Tugas 1 ->
Tolong tulis kembali baris-baris daftar koordinat kotak di bawah, dari baris yang memuat "chevron-right-icon[interactable]: 〉 <box>187 136" sampai baris yang memuat "toolbox-icon[interactable]: ◆ <box>1892", dengan menukar "chevron-right-icon" menjadi "arrow-right-icon" tanpa mengubah bagian lain.

Kutipan Sumber ->
■ ■ ■ ■ ■
Mantan menteri Suriah akan mencalonkan diri bersama Bashar Al-Assad dalam pemilihan presiden bulan ini, kata mahkamah konstitusi pada hari Senin, dalam proses yang dipandang sebagai perpanjangan kekuasaan diktator.
Proses pemilihan “palsu” itu akan membuat Assad memperpanjang masa jabatannya sebagai presiden.
“Kegagalan untuk memberlakukan konstitusi baru adalah bukti positif bahwa apa yang disebut pemilihan pada 26 Mei adalah palsu,” kata duta besar AS untuk PBB, Linda Thomas-Greenfield, pekan lalu, dalam sesi bulanan Dewan Keamanan soal Suriah.
Pada pertemuan yang sama di New York, anggota Dewan Keamanan PBB, yang dipimpin oleh Amerika Serikat, Prancis dan Inggris, sebelumnya menolak hasil jajak pendapat 26 Mei, sebuah posisi yang dikecam oleh Rusia sebagai “tidak dapat diterima”.
■ ■ ■ ■ ■
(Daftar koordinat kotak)

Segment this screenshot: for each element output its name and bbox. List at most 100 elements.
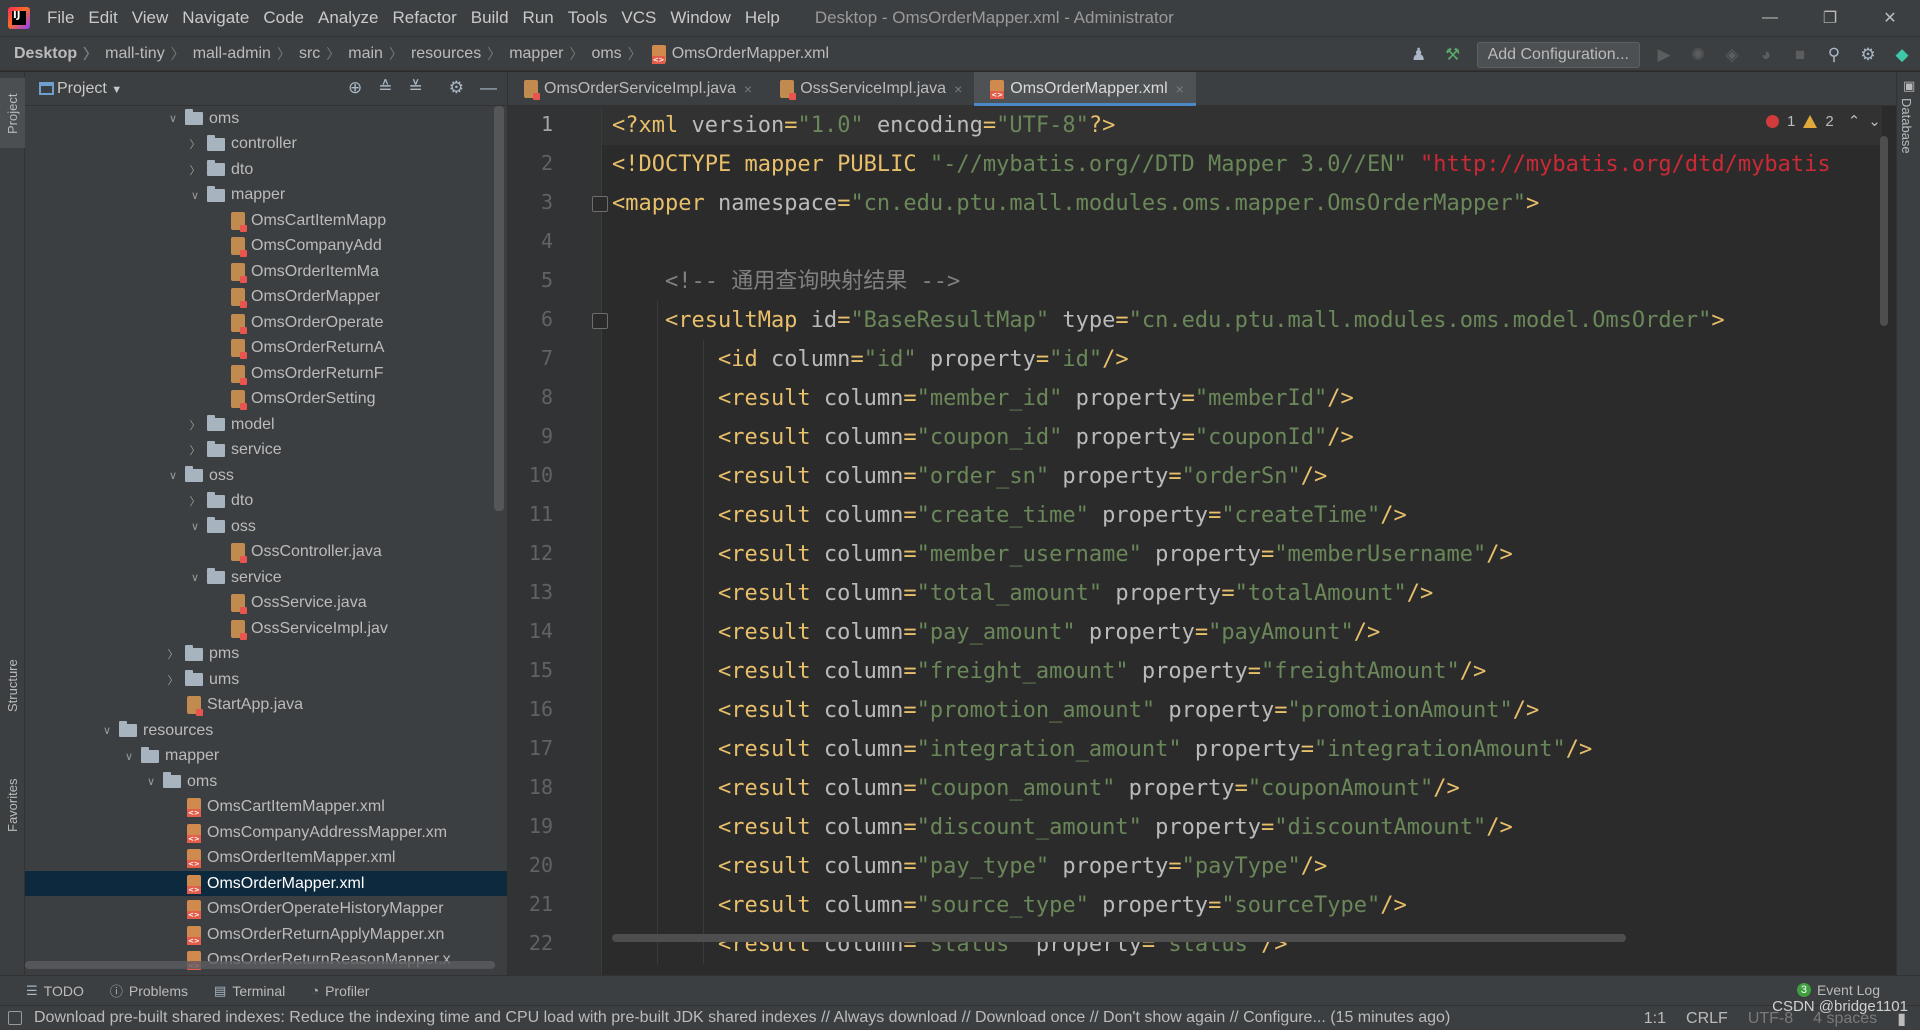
chevron-right-icon[interactable]: 〉 <box>187 136 203 152</box>
tree-folder[interactable]: 〉 dto <box>25 489 507 514</box>
chevron-right-icon[interactable]: 〉 <box>165 672 181 688</box>
toolbox-icon[interactable]: ◆ <box>1892 45 1912 65</box>
chevron-down-icon[interactable]: ∨ <box>165 112 181 125</box>
tree-folder[interactable]: 〉 model <box>25 412 507 437</box>
tree-folder[interactable]: 〉 pms <box>25 642 507 667</box>
tree-file[interactable]: OmsOrderSetting <box>25 387 507 412</box>
chevron-down-icon[interactable]: ∨ <box>187 189 203 202</box>
chevron-down-icon[interactable]: ∨ <box>99 724 115 737</box>
tree-folder[interactable]: ∨ resources <box>25 718 507 743</box>
fold-icon[interactable] <box>592 196 608 212</box>
tree-horizontal-scrollbar[interactable] <box>25 961 495 969</box>
tree-file[interactable]: OmsOrderItemMa <box>25 259 507 284</box>
breadcrumb-item[interactable]: oms 〉 <box>585 44 643 64</box>
tree-file[interactable]: OmsOrderReturnA <box>25 336 507 361</box>
tree-file[interactable]: OmsOrderReturnApplyMapper.xn <box>25 922 507 947</box>
chevron-down-icon[interactable]: ∨ <box>143 775 159 788</box>
menu-edit[interactable]: Edit <box>81 0 124 36</box>
restore-icon[interactable]: ❐ <box>1800 0 1860 36</box>
chevron-down-icon[interactable]: ∨ <box>187 571 203 584</box>
editor-horizontal-scrollbar[interactable] <box>612 934 1626 942</box>
build-hammer-icon[interactable]: ⚒ <box>1443 45 1463 65</box>
menu-navigate[interactable]: Navigate <box>175 0 256 36</box>
favorites-tool-tab[interactable]: Favorites <box>0 752 25 842</box>
tree-folder[interactable]: ∨ oss <box>25 463 507 488</box>
editor-vertical-scrollbar[interactable] <box>1880 136 1888 326</box>
inspection-widget[interactable]: 1 2 ⌃ ⌄ <box>1766 112 1881 130</box>
debug-icon[interactable]: ✺ <box>1688 45 1708 65</box>
tree-file[interactable]: OmsCartItemMapper.xml <box>25 795 507 820</box>
close-icon[interactable]: ✕ <box>1860 0 1920 36</box>
settings-gear-icon[interactable]: ⚙ <box>1858 45 1878 65</box>
tree-folder[interactable]: ∨ oms <box>25 106 507 131</box>
chevron-up-icon[interactable]: ⌃ <box>1848 112 1861 130</box>
menu-run[interactable]: Run <box>516 0 561 36</box>
chevron-right-icon[interactable]: 〉 <box>187 417 203 433</box>
tree-file[interactable]: StartApp.java <box>25 693 507 718</box>
tree-file[interactable]: OmsOrderItemMapper.xml <box>25 846 507 871</box>
collapse-all-icon[interactable]: ≚ <box>409 78 423 98</box>
database-tool-tab[interactable]: ▣ Database <box>1897 78 1920 178</box>
chevron-right-icon[interactable]: 〉 <box>187 493 203 509</box>
breadcrumb-item[interactable]: main 〉 <box>342 44 405 64</box>
code-editor[interactable]: 1 2 3 4 5 6 7 8 9 10 11 12 13 14 15 16 17 18 19 20 21 22 <?xm… <box>508 106 1920 975</box>
caret-position[interactable]: 1:1 <box>1644 1010 1666 1028</box>
tree-folder[interactable]: 〉 ums <box>25 667 507 692</box>
chevron-right-icon[interactable]: 〉 <box>165 646 181 662</box>
tree-folder[interactable]: ∨ mapper <box>25 183 507 208</box>
coverage-icon[interactable]: ◈ <box>1722 45 1742 65</box>
tool-problems[interactable]: ⓘ Problems <box>110 981 188 1000</box>
menu-window[interactable]: Window <box>663 0 737 36</box>
gear-icon[interactable]: ⚙ <box>449 78 464 98</box>
chevron-right-icon[interactable]: 〉 <box>187 442 203 458</box>
event-log-button[interactable]: 3 Event Log <box>1796 982 1880 998</box>
menu-refactor[interactable]: Refactor <box>385 0 463 36</box>
tree-file[interactable]: OmsOrderOperate <box>25 310 507 335</box>
fold-icon[interactable] <box>592 313 608 329</box>
code-area[interactable]: <?xml version="1.0" encoding="UTF-8"?> <!… <box>612 106 1892 975</box>
tool-terminal[interactable]: ▤ Terminal <box>214 981 285 1000</box>
run-icon[interactable]: ▶ <box>1654 45 1674 65</box>
structure-tool-tab[interactable]: Structure <box>0 632 25 722</box>
tree-file[interactable]: OmsCompanyAddressMapper.xm <box>25 820 507 845</box>
line-separator[interactable]: CRLF <box>1686 1010 1728 1028</box>
chevron-down-icon[interactable]: ∨ <box>187 520 203 533</box>
tree-file[interactable]: OmsOrderOperateHistoryMapper <box>25 897 507 922</box>
profile-icon[interactable]: ◕ <box>1756 45 1776 65</box>
tree-vertical-scrollbar[interactable] <box>494 106 504 511</box>
chevron-down-icon[interactable]: ⌄ <box>1868 112 1881 130</box>
add-configuration-button[interactable]: Add Configuration... <box>1476 41 1640 68</box>
project-view-dropdown[interactable]: Project ▼ <box>57 80 122 98</box>
tree-folder[interactable]: 〉 controller <box>25 132 507 157</box>
tree-folder[interactable]: ∨ oss <box>25 514 507 539</box>
hide-panel-icon[interactable]: — <box>480 78 497 98</box>
tree-folder[interactable]: 〉 dto <box>25 157 507 182</box>
menu-analyze[interactable]: Analyze <box>311 0 385 36</box>
editor-tab[interactable]: OmsOrderMapper.xml × <box>974 72 1196 106</box>
tool-todo[interactable]: ☰ TODO <box>26 981 84 1000</box>
close-tab-icon[interactable]: × <box>1176 81 1184 97</box>
tree-file[interactable]: OmsOrderMapper.xml <box>25 871 507 896</box>
tree-file[interactable]: OssService.java <box>25 591 507 616</box>
menu-code[interactable]: Code <box>256 0 311 36</box>
menu-vcs[interactable]: VCS <box>614 0 663 36</box>
expand-all-icon[interactable]: ≙ <box>378 78 392 98</box>
tree-file[interactable]: OmsOrderMapper <box>25 285 507 310</box>
breadcrumb-item[interactable]: OmsOrderMapper.xml <box>644 44 831 64</box>
chevron-down-icon[interactable]: ∨ <box>165 469 181 482</box>
close-tab-icon[interactable]: × <box>954 81 962 97</box>
close-tab-icon[interactable]: × <box>744 81 752 97</box>
status-toggle-icon[interactable] <box>8 1011 22 1025</box>
editor-tab[interactable]: OssServiceImpl.java × <box>764 72 974 106</box>
breadcrumb-item[interactable]: resources 〉 <box>405 44 503 64</box>
breadcrumb-item[interactable]: mall-admin 〉 <box>187 44 293 64</box>
tree-folder[interactable]: ∨ service <box>25 565 507 590</box>
tool-profiler[interactable]: ◔ Profiler <box>311 981 369 1000</box>
locate-file-icon[interactable]: ⊕ <box>348 78 362 98</box>
breadcrumb-item[interactable]: src 〉 <box>293 44 342 64</box>
breadcrumb-item[interactable]: mall-tiny 〉 <box>99 44 187 64</box>
tree-file[interactable]: OssServiceImpl.jav <box>25 616 507 641</box>
tree-file[interactable]: OmsOrderReturnF <box>25 361 507 386</box>
tree-file[interactable]: OssController.java <box>25 540 507 565</box>
tree-folder[interactable]: 〉 service <box>25 438 507 463</box>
■ ■ ■ ■ ■
Tugas 2 ->
Ketik ulang dengan tepat bagian artikel tentang pemilihan presiden Suriah di atas, dari "Mantan menteri Suriah" sampai "perpanjangan kekuasaan diktator.".

Hasil 1 ->
arrow-right-icon[interactable]: 〉 <box>187 136 203 152</box>
tree-folder[interactable]: 〉 dto <box>25 489 507 514</box>
arrow-right-icon[interactable]: 〉 <box>165 672 181 688</box>
toolbox-icon[interactable]: ◆ <box>1892 45 1912 65</box>

Hasil 2 ->
Mantan menteri Suriah akan mencalonkan diri bersama Bashar Al-Assad dalam pemilihan presiden bulan ini, kata mahkamah konstitusi pada hari Senin, dalam proses yang dipandang sebagai perpanjangan kekuasaan diktator.